> What you will do:
Transcribe all the records exactly and omit any images they hold.

> Stored data:

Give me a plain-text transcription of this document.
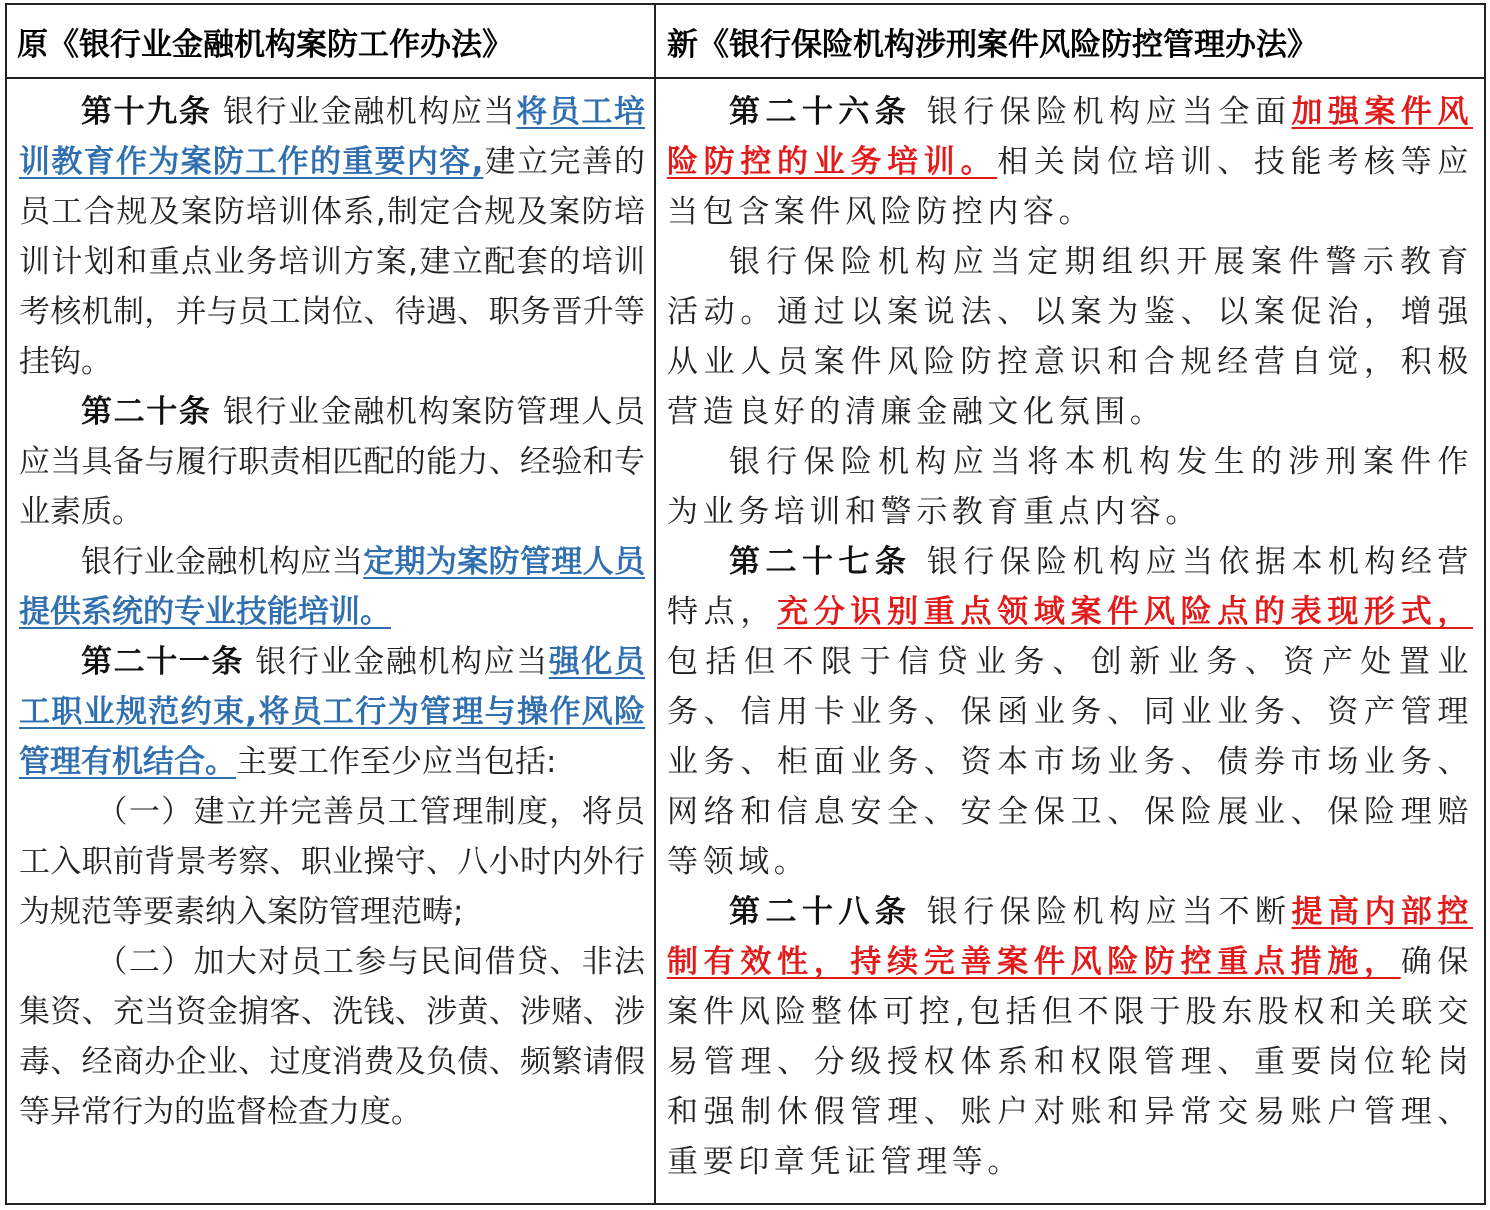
原《银行业金融机构案防工作办法》	新《银行保险机构涉刑案件风险防控管理办法》

第十九条 银行业金融机构应当将员工培训教育作为案防工作的重要内容,建立完善的员工合规及案防培训体系,制定合规及案防培训计划和重点业务培训方案,建立配套的培训考核机制，并与员工岗位、待遇、职务晋升等挂钩。

第二十条 银行业金融机构案防管理人员应当具备与履行职责相匹配的能力、经验和专业素质。

银行业金融机构应当定期为案防管理人员提供系统的专业技能培训。

第二十一条 银行业金融机构应当强化员工职业规范约束,将员工行为管理与操作风险管理有机结合。主要工作至少应当包括:

（一）建立并完善员工管理制度，将员工入职前背景考察、职业操守、八小时内外行为规范等要素纳入案防管理范畴;

（二）加大对员工参与民间借贷、非法集资、充当资金掮客、洗钱、涉黄、涉赌、涉毒、经商办企业、过度消费及负债、频繁请假等异常行为的监督检查力度。

第二十六条 银行保险机构应当全面加强案件风险防控的业务培训。相关岗位培训、技能考核等应当包含案件风险防控内容。

银行保险机构应当定期组织开展案件警示教育活动。通过以案说法、以案为鉴、以案促治，增强从业人员案件风险防控意识和合规经营自觉，积极营造良好的清廉金融文化氛围。

银行保险机构应当将本机构发生的涉刑案件作为业务培训和警示教育重点内容。

第二十七条 银行保险机构应当依据本机构经营特点，充分识别重点领域案件风险点的表现形式，包括但不限于信贷业务、创新业务、资产处置业务、信用卡业务、保函业务、同业业务、资产管理业务、柜面业务、资本市场业务、债券市场业务、网络和信息安全、安全保卫、保险展业、保险理赔等领域。

第二十八条 银行保险机构应当不断提高内部控制有效性，持续完善案件风险防控重点措施，确保案件风险整体可控,包括但不限于股东股权和关联交易管理、分级授权体系和权限管理、重要岗位轮岗和强制休假管理、账户对账和异常交易账户管理、重要印章凭证管理等。
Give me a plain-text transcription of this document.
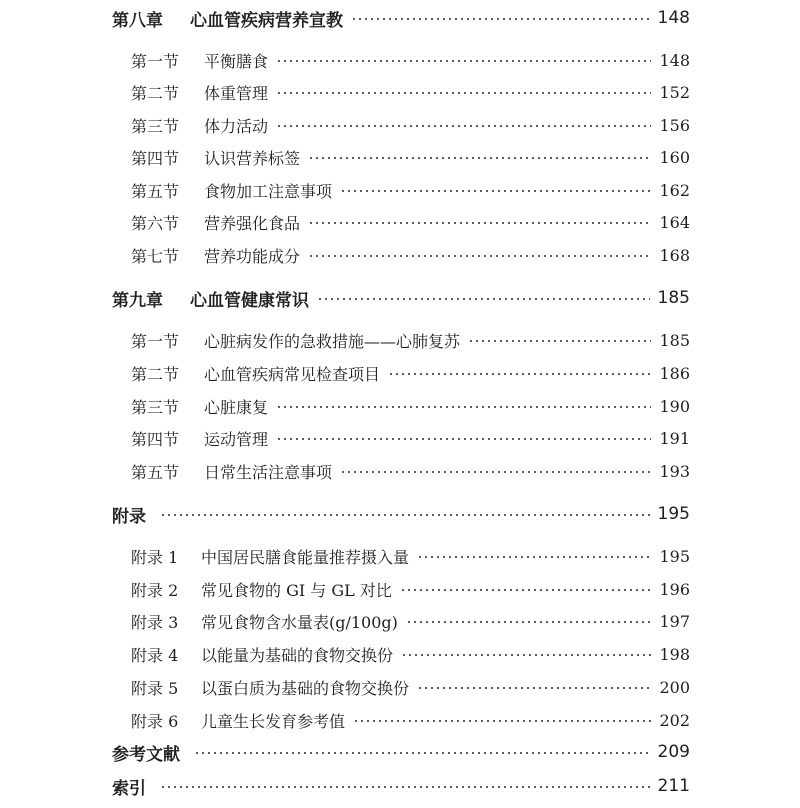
第八章	心血管疾病营养宣教	148
第一节	平衡膳食	148
第二节	体重管理	152
第三节	体力活动	156
第四节	认识营养标签	160
第五节	食物加工注意事项	162
第六节	营养强化食品	164
第七节	营养功能成分	168
第九章	心血管健康常识	185
第一节	心脏病发作的急救措施——心肺复苏	185
第二节	心血管疾病常见检查项目	186
第三节	心脏康复	190
第四节	运动管理	191
第五节	日常生活注意事项	193
附录	195
附录 1	中国居民膳食能量推荐摄入量	195
附录 2	常见食物的 GI 与 GL 对比	196
附录 3	常见食物含水量表(g/100g)	197
附录 4	以能量为基础的食物交换份	198
附录 5	以蛋白质为基础的食物交换份	200
附录 6	儿童生长发育参考值	202
参考文献	209
索引	211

> Result of this exercise:
Give me a plain-text transcription of this document.
原《银行业金融机构案防工作办法》	新《银行保险机构涉刑案件风险防控管理办法》

第十九条 银行业金融机构应当将员工培训教育作为案防工作的重要内容,建立完善的员工合规及案防培训体系,制定合规及案防培训计划和重点业务培训方案,建立配套的培训考核机制，并与员工岗位、待遇、职务晋升等挂钩。

第二十条 银行业金融机构案防管理人员应当具备与履行职责相匹配的能力、经验和专业素质。

银行业金融机构应当定期为案防管理人员提供系统的专业技能培训。

第二十一条 银行业金融机构应当强化员工职业规范约束,将员工行为管理与操作风险管理有机结合。主要工作至少应当包括:

（一）建立并完善员工管理制度，将员工入职前背景考察、职业操守、八小时内外行为规范等要素纳入案防管理范畴;

（二）加大对员工参与民间借贷、非法集资、充当资金掮客、洗钱、涉黄、涉赌、涉毒、经商办企业、过度消费及负债、频繁请假等异常行为的监督检查力度。

第二十六条 银行保险机构应当全面加强案件风险防控的业务培训。相关岗位培训、技能考核等应当包含案件风险防控内容。

银行保险机构应当定期组织开展案件警示教育活动。通过以案说法、以案为鉴、以案促治，增强从业人员案件风险防控意识和合规经营自觉，积极营造良好的清廉金融文化氛围。

银行保险机构应当将本机构发生的涉刑案件作为业务培训和警示教育重点内容。

第二十七条 银行保险机构应当依据本机构经营特点，充分识别重点领域案件风险点的表现形式，包括但不限于信贷业务、创新业务、资产处置业务、信用卡业务、保函业务、同业业务、资产管理业务、柜面业务、资本市场业务、债券市场业务、网络和信息安全、安全保卫、保险展业、保险理赔等领域。

第二十八条 银行保险机构应当不断提高内部控制有效性，持续完善案件风险防控重点措施，确保案件风险整体可控,包括但不限于股东股权和关联交易管理、分级授权体系和权限管理、重要岗位轮岗和强制休假管理、账户对账和异常交易账户管理、重要印章凭证管理等。
Give me a plain-text transcription of this document.
第八章	心血管疾病营养宣教	148
第一节	平衡膳食	148
第二节	体重管理	152
第三节	体力活动	156
第四节	认识营养标签	160
第五节	食物加工注意事项	162
第六节	营养强化食品	164
第七节	营养功能成分	168
第九章	心血管健康常识	185
第一节	心脏病发作的急救措施——心肺复苏	185
第二节	心血管疾病常见检查项目	186
第三节	心脏康复	190
第四节	运动管理	191
第五节	日常生活注意事项	193
附录	195
附录 1	中国居民膳食能量推荐摄入量	195
附录 2	常见食物的 GI 与 GL 对比	196
附录 3	常见食物含水量表(g/100g)	197
附录 4	以能量为基础的食物交换份	198
附录 5	以蛋白质为基础的食物交换份	200
附录 6	儿童生长发育参考值	202
参考文献	209
索引	211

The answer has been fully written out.